▸ **What is being asked**: Print the line containing "OCR this image." and each line after it through the end, please, with nothing added.

▸ **Extracted records**:
______

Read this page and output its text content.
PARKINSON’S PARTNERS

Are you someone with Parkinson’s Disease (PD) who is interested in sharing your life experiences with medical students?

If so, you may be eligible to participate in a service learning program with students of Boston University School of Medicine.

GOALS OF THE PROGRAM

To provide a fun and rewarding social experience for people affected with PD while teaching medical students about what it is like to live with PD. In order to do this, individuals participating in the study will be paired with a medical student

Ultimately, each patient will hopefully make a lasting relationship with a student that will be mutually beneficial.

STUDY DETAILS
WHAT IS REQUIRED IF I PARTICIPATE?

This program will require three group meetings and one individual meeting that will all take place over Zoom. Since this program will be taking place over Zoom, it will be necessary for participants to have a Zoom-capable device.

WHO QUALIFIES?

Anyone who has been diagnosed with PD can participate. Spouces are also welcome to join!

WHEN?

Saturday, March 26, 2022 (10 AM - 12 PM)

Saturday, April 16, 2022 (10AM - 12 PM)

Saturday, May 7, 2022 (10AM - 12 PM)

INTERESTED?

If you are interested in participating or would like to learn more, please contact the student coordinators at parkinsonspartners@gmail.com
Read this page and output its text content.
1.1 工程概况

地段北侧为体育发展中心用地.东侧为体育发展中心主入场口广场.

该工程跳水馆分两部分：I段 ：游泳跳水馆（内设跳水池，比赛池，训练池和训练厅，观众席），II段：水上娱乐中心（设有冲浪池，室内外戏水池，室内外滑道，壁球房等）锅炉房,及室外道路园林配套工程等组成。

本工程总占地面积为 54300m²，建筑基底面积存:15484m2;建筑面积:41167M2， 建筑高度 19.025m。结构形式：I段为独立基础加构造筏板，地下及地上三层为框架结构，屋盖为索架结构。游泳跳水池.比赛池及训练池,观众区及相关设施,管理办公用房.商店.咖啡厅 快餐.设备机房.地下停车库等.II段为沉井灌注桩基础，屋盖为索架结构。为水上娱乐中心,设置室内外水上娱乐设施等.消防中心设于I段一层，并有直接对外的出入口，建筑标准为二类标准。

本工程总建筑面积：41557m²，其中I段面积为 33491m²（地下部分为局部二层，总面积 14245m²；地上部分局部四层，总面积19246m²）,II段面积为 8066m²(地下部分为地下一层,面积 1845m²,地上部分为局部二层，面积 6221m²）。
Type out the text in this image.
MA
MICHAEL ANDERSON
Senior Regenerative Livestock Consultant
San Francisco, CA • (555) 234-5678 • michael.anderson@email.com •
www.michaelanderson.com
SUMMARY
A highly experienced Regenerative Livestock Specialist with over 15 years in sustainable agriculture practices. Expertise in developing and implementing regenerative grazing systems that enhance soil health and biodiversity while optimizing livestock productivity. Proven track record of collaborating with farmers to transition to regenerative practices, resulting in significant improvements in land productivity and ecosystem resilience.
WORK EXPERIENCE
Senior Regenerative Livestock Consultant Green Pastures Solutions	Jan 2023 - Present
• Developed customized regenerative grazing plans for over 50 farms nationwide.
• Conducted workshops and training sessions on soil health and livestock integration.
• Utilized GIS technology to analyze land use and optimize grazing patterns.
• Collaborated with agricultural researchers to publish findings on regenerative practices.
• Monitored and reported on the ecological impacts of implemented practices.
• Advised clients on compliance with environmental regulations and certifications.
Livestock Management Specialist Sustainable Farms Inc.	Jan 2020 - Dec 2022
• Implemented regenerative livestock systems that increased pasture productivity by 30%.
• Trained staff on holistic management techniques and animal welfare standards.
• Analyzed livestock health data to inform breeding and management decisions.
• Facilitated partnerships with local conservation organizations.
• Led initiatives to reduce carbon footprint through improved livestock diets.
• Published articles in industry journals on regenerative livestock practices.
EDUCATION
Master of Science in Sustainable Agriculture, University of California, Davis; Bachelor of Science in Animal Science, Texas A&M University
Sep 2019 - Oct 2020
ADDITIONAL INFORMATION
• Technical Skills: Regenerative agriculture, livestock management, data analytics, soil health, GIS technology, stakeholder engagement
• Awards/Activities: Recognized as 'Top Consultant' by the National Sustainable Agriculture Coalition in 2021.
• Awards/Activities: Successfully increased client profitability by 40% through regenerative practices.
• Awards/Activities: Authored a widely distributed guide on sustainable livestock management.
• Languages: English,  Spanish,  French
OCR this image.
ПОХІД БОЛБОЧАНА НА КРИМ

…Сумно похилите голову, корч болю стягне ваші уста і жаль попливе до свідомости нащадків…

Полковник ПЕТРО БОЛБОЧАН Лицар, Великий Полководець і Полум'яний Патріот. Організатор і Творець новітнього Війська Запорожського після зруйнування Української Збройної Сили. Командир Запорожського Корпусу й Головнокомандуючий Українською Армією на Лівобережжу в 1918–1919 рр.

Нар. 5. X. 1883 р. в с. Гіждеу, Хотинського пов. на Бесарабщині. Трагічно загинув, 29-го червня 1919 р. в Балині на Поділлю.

______

▸ **Solution**:
OCR this image.
ПОХІД БОЛБОЧАНА НА КРИМ

…Сумно похилите голову, корч болю стягне ваші уста і жаль попливе до свідомости нащадків…

Полковник ПЕТРО БОЛБОЧАН Лицар, Великий Полководець і Полум'яний Патріот. Організатор і Творець новітнього Війська Запорожського після зруйнування Української Збройної Сили. Командир Запорожського Корпусу й Головнокомандуючий Українською Армією на Лівобережжу в 1918–1919 рр.

Нар. 5. X. 1883 р. в с. Гіждеу, Хотинського пов. на Бесарабщині. Трагічно загинув, 29-го червня 1919 р. в Балині на Поділлю.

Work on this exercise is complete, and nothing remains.